Are you able to quote each entry exactly as written?

□ □ □ □ □

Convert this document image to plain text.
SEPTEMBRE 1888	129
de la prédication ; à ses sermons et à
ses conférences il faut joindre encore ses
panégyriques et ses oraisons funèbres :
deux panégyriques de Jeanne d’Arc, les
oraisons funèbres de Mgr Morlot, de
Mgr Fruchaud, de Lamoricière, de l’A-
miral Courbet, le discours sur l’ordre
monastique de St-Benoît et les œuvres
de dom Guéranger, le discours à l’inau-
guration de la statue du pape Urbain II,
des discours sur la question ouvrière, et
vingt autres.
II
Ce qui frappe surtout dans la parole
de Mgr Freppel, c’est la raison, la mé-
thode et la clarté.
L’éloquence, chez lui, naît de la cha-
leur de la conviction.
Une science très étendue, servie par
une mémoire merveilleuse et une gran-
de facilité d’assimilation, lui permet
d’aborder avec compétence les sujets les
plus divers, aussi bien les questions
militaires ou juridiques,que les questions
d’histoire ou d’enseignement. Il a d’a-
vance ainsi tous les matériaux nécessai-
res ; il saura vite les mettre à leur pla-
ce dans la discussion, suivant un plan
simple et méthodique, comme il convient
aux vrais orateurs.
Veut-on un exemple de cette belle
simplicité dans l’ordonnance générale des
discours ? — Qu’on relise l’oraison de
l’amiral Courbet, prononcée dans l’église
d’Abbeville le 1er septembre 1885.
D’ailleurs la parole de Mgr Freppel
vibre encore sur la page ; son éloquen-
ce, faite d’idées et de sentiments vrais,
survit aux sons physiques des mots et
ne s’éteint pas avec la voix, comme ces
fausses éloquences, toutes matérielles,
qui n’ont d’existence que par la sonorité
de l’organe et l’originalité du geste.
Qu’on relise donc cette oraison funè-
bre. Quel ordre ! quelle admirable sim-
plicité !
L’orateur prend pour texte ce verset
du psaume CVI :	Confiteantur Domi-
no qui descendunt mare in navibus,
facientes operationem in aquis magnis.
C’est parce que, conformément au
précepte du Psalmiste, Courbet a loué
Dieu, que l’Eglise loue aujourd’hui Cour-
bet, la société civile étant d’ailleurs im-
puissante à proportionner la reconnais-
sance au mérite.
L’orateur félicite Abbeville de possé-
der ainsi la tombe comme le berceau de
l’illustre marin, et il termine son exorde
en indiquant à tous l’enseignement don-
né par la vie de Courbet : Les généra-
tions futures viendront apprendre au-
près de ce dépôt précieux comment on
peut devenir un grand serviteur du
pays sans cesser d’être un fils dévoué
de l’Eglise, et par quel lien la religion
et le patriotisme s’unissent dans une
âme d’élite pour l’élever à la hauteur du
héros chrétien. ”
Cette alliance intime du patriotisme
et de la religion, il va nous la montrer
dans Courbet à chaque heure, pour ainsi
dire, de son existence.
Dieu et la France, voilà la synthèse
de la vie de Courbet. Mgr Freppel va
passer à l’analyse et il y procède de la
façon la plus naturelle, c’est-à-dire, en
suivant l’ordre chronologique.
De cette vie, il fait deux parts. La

□ □ □ □ □

Answer to the problem.
Convert this document image to plain text.
SEPTEMBRE 1888	129
de la prédication ; à ses sermons et à
ses conférences il faut joindre encore ses
panégyriques et ses oraisons funèbres :
deux panégyriques de Jeanne d’Arc, les
oraisons funèbres de Mgr Morlot, de
Mgr Fruchaud, de Lamoricière, de l’A-
miral Courbet, le discours sur l’ordre
monastique de St-Benoît et les œuvres
de dom Guéranger, le discours à l’inau-
guration de la statue du pape Urbain II,
des discours sur la question ouvrière, et
vingt autres.
II
Ce qui frappe surtout dans la parole
de Mgr Freppel, c’est la raison, la mé-
thode et la clarté.
L’éloquence, chez lui, naît de la cha-
leur de la conviction.
Une science très étendue, servie par
une mémoire merveilleuse et une gran-
de facilité d’assimilation, lui permet
d’aborder avec compétence les sujets les
plus divers, aussi bien les questions
militaires ou juridiques,que les questions
d’histoire ou d’enseignement. Il a d’a-
vance ainsi tous les matériaux nécessai-
res ; il saura vite les mettre à leur pla-
ce dans la discussion, suivant un plan
simple et méthodique, comme il convient
aux vrais orateurs.
Veut-on un exemple de cette belle
simplicité dans l’ordonnance générale des
discours ? — Qu’on relise l’oraison de
l’amiral Courbet, prononcée dans l’église
d’Abbeville le 1er septembre 1885.
D’ailleurs la parole de Mgr Freppel
vibre encore sur la page ; son éloquen-
ce, faite d’idées et de sentiments vrais,
survit aux sons physiques des mots et
ne s’éteint pas avec la voix, comme ces
fausses éloquences, toutes matérielles,
qui n’ont d’existence que par la sonorité
de l’organe et l’originalité du geste.
Qu’on relise donc cette oraison funè-
bre. Quel ordre ! quelle admirable sim-
plicité !
L’orateur prend pour texte ce verset
du psaume CVI :	Confiteantur Domi-
no qui descendunt mare in navibus,
facientes operationem in aquis magnis.
C’est parce que, conformément au
précepte du Psalmiste, Courbet a loué
Dieu, que l’Eglise loue aujourd’hui Cour-
bet, la société civile étant d’ailleurs im-
puissante à proportionner la reconnais-
sance au mérite.
L’orateur félicite Abbeville de possé-
der ainsi la tombe comme le berceau de
l’illustre marin, et il termine son exorde
en indiquant à tous l’enseignement don-
né par la vie de Courbet : Les généra-
tions futures viendront apprendre au-
près de ce dépôt précieux comment on
peut devenir un grand serviteur du
pays sans cesser d’être un fils dévoué
de l’Eglise, et par quel lien la religion
et le patriotisme s’unissent dans une
âme d’élite pour l’élever à la hauteur du
héros chrétien. ”
Cette alliance intime du patriotisme
et de la religion, il va nous la montrer
dans Courbet à chaque heure, pour ainsi
dire, de son existence.
Dieu et la France, voilà la synthèse
de la vie de Courbet. Mgr Freppel va
passer à l’analyse et il y procède de la
façon la plus naturelle, c’est-à-dire, en
suivant l’ordre chronologique.
De cette vie, il fait deux parts. La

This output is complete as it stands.